Rewrite the items below, replacing every "series-line" with "trend-line" and changing nothing else. Leave out the pictures.

-- Begin --

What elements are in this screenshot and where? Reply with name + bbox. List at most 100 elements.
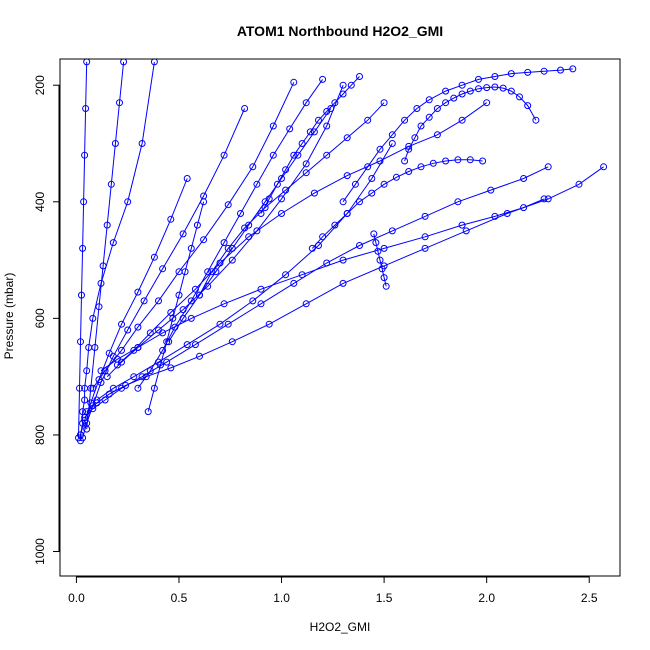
data-point [159, 265, 167, 273]
data-point [475, 85, 482, 93]
data-point [378, 265, 386, 273]
data-point [382, 282, 390, 290]
data-point [499, 84, 507, 92]
data-point [388, 131, 396, 139]
plot-frame [59, 58, 621, 577]
data-point [347, 81, 355, 89]
data-point [150, 384, 158, 392]
data-point [331, 221, 339, 229]
data-point [179, 230, 187, 238]
data-point [118, 320, 125, 328]
data-point [315, 116, 322, 124]
data-point [483, 84, 491, 92]
data-point [101, 396, 109, 404]
data-point [183, 175, 191, 182]
data-point [282, 166, 290, 174]
data-point [187, 314, 195, 322]
series-line [311, 159, 483, 249]
data-point [374, 247, 382, 255]
x-tick-label: 1.5 [376, 591, 393, 605]
data-point [507, 87, 515, 95]
data-point [111, 140, 119, 147]
data-point [520, 204, 528, 212]
x-axis-label: H2O2_GMI [310, 620, 371, 634]
data-point [113, 355, 121, 363]
data-point [421, 233, 429, 241]
data-point [216, 320, 224, 328]
data-point [83, 425, 91, 433]
data-point [286, 125, 294, 133]
data-point [220, 151, 228, 159]
data-point [183, 341, 191, 349]
data-point [163, 338, 171, 346]
series-line [199, 102, 385, 296]
data-point [290, 151, 298, 159]
data-point [237, 210, 244, 217]
data-point [491, 83, 499, 91]
data-point [544, 195, 552, 203]
data-point [144, 408, 152, 416]
data-point [302, 99, 310, 107]
data-point [540, 67, 548, 75]
data-point [159, 346, 167, 354]
data-point [356, 242, 363, 249]
data-point [433, 131, 441, 139]
data-point [544, 163, 552, 171]
data-point [323, 151, 331, 159]
series-line [80, 178, 188, 436]
x-tick-label: 1.0 [273, 591, 290, 605]
data-point [278, 175, 285, 182]
data-point [82, 105, 90, 112]
data-point [462, 227, 470, 235]
data-point [388, 140, 396, 147]
data-point [417, 122, 425, 130]
data-point [306, 128, 314, 136]
data-point [380, 244, 388, 252]
data-point [380, 180, 388, 188]
data-point [479, 157, 487, 165]
series-line [96, 143, 393, 401]
data-point [425, 113, 433, 121]
data-layer [75, 58, 608, 445]
data-point [310, 189, 318, 197]
data-point [193, 221, 201, 229]
y-tick-label: 1000 [33, 538, 47, 565]
data-point [155, 297, 162, 305]
data-point [487, 186, 495, 194]
y-axis: 200 400 600 800 1000 [33, 75, 60, 565]
data-point [253, 227, 261, 235]
series-line [86, 61, 125, 430]
data-point [208, 268, 216, 276]
data-point [245, 233, 253, 241]
data-point [364, 116, 372, 124]
data-point [146, 367, 154, 375]
data-point [323, 122, 331, 130]
data-point [93, 396, 101, 404]
data-point [97, 367, 105, 375]
data-point [169, 314, 177, 322]
data-point [79, 244, 87, 252]
data-point [310, 128, 318, 136]
data-point [75, 434, 82, 442]
data-point [134, 384, 142, 392]
data-point [458, 221, 466, 229]
data-point [204, 268, 212, 276]
data-point [118, 384, 125, 392]
data-point [302, 160, 310, 168]
data-point [458, 81, 466, 89]
data-point [89, 314, 97, 322]
data-point [224, 244, 232, 252]
data-point [339, 90, 347, 98]
data-point [339, 81, 347, 89]
data-point [134, 323, 142, 331]
data-point [290, 279, 298, 287]
data-point [130, 373, 138, 381]
data-point [109, 384, 117, 392]
data-point [450, 94, 458, 102]
data-point [372, 239, 380, 247]
data-point [179, 314, 187, 322]
data-point [175, 291, 183, 299]
data-point [376, 145, 384, 153]
data-point [77, 338, 84, 346]
data-point [257, 300, 265, 308]
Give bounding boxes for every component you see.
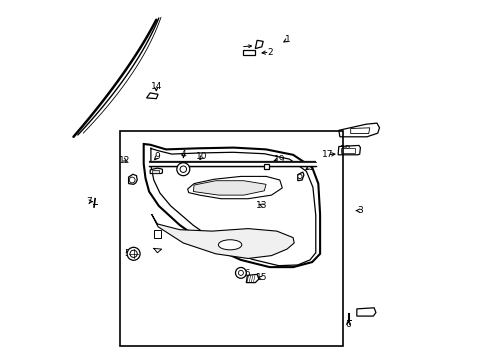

-- End --

__WORKED SOLUTION__:
What elements are in this screenshot and where? Reply with name + bbox. List at most 100 elements.
data-point [159, 265, 167, 273]
data-point [475, 85, 482, 93]
data-point [378, 265, 386, 273]
data-point [382, 282, 390, 290]
data-point [499, 84, 507, 92]
data-point [388, 131, 396, 139]
plot-frame [59, 58, 621, 577]
data-point [347, 81, 355, 89]
data-point [150, 384, 158, 392]
data-point [331, 221, 339, 229]
data-point [179, 230, 187, 238]
data-point [118, 320, 125, 328]
data-point [315, 116, 322, 124]
data-point [483, 84, 491, 92]
data-point [101, 396, 109, 404]
data-point [183, 175, 191, 182]
data-point [282, 166, 290, 174]
data-point [187, 314, 195, 322]
trend-line [311, 159, 483, 249]
data-point [374, 247, 382, 255]
x-tick-label: 1.5 [376, 591, 393, 605]
data-point [507, 87, 515, 95]
data-point [111, 140, 119, 147]
data-point [520, 204, 528, 212]
x-axis-label: H2O2_GMI [310, 620, 371, 634]
data-point [113, 355, 121, 363]
data-point [421, 233, 429, 241]
data-point [216, 320, 224, 328]
data-point [83, 425, 91, 433]
data-point [286, 125, 294, 133]
data-point [220, 151, 228, 159]
data-point [183, 341, 191, 349]
data-point [163, 338, 171, 346]
trend-line [199, 102, 385, 296]
data-point [290, 151, 298, 159]
data-point [237, 210, 244, 217]
data-point [491, 83, 499, 91]
data-point [544, 195, 552, 203]
data-point [144, 408, 152, 416]
data-point [302, 99, 310, 107]
data-point [540, 67, 548, 75]
data-point [159, 346, 167, 354]
data-point [356, 242, 363, 249]
data-point [433, 131, 441, 139]
data-point [544, 163, 552, 171]
data-point [323, 151, 331, 159]
trend-line [80, 178, 188, 436]
x-tick-label: 1.0 [273, 591, 290, 605]
data-point [278, 175, 285, 182]
data-point [82, 105, 90, 112]
data-point [462, 227, 470, 235]
data-point [388, 140, 396, 147]
data-point [417, 122, 425, 130]
data-point [306, 128, 314, 136]
data-point [380, 244, 388, 252]
data-point [380, 180, 388, 188]
data-point [479, 157, 487, 165]
trend-line [96, 143, 393, 401]
data-point [425, 113, 433, 121]
data-layer [75, 58, 608, 445]
data-point [310, 189, 318, 197]
data-point [193, 221, 201, 229]
y-tick-label: 1000 [33, 538, 47, 565]
data-point [155, 297, 162, 305]
data-point [487, 186, 495, 194]
y-axis: 200 400 600 800 1000 [33, 75, 60, 565]
data-point [253, 227, 261, 235]
trend-line [86, 61, 125, 430]
data-point [208, 268, 216, 276]
data-point [245, 233, 253, 241]
data-point [364, 116, 372, 124]
data-point [146, 367, 154, 375]
data-point [323, 122, 331, 130]
data-point [93, 396, 101, 404]
data-point [97, 367, 105, 375]
data-point [169, 314, 177, 322]
data-point [79, 244, 87, 252]
data-point [310, 128, 318, 136]
data-point [75, 434, 82, 442]
data-point [134, 384, 142, 392]
data-point [458, 221, 466, 229]
data-point [204, 268, 212, 276]
data-point [118, 384, 125, 392]
data-point [302, 160, 310, 168]
data-point [458, 81, 466, 89]
data-point [89, 314, 97, 322]
data-point [224, 244, 232, 252]
data-point [339, 90, 347, 98]
data-point [339, 81, 347, 89]
data-point [134, 323, 142, 331]
data-point [290, 279, 298, 287]
data-point [130, 373, 138, 381]
data-point [109, 384, 117, 392]
data-point [450, 94, 458, 102]
data-point [372, 239, 380, 247]
data-point [179, 314, 187, 322]
data-point [175, 291, 183, 299]
data-point [376, 145, 384, 153]
data-point [77, 338, 84, 346]
data-point [257, 300, 265, 308]
Give bounding boxes for every component you see.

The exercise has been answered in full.